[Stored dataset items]
_____
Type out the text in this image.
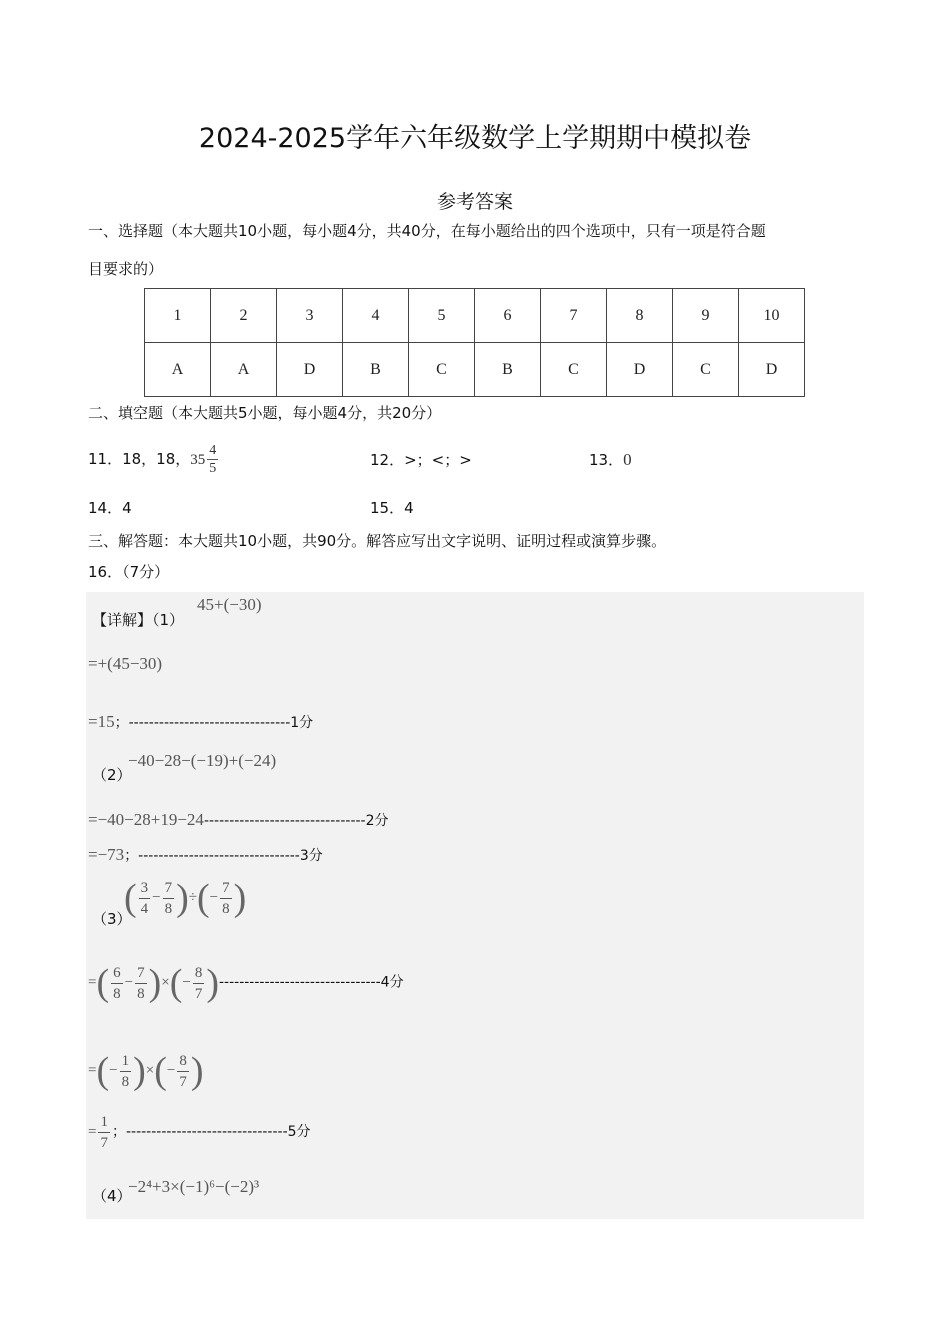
2024-2025学年六年级数学上学期期中模拟卷
参考答案
一、选择题（本大题共10小题，每小题4分，共40分，在每小题给出的四个选项中，只有一项是符合题
目要求的）
1	2	3	4	5	6	7	8	9	10
A	A	D	B	C	B	C	D	C	D
二、填空题（本大题共5小题，每小题4分，共20分）
11．18，18，$35 \frac{4}{5}$	12．>；<；>	13．0
14．4	15．4
三、解答题：本大题共10小题，共90分。解答应写出文字说明、证明过程或演算步骤。
16．（7分）
【详解】（1）
45+(−30)
=+(45−30)
=15；--------------------------------1分
（2）
−40−28−(−19)+(−24)
=−40−28+19−24--------------------------------2分
=−73；--------------------------------3分
（3）
( $\frac{3}{4} - \frac{7}{8}$ )÷(− $\frac{7}{8}$ )
=( $\frac{6}{8} - \frac{7}{8}$ )×(− $\frac{8}{7} )--------------------------------4$分
=(− $\frac{1}{8}$ )×(− $\frac{8}{7}$ )
= $\frac{1}{7}$ ；--------------------------------5分
（4）
−2⁴+3×(−1)⁶−(−2)³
_____
▶ WHAT YOU WILL DO
Extract every line of the records above that contains the word "frac".

▶ TASK SOLUTION
11．18，18，$35 \frac{4}{5}$	12．>；<；>	13．0
( $\frac{3}{4} - \frac{7}{8}$ )÷(− $\frac{7}{8}$ )
=( $\frac{6}{8} - \frac{7}{8}$ )×(− $\frac{8}{7} )--------------------------------4$分
=(− $\frac{1}{8}$ )×(− $\frac{8}{7}$ )
= $\frac{1}{7}$ ；--------------------------------5分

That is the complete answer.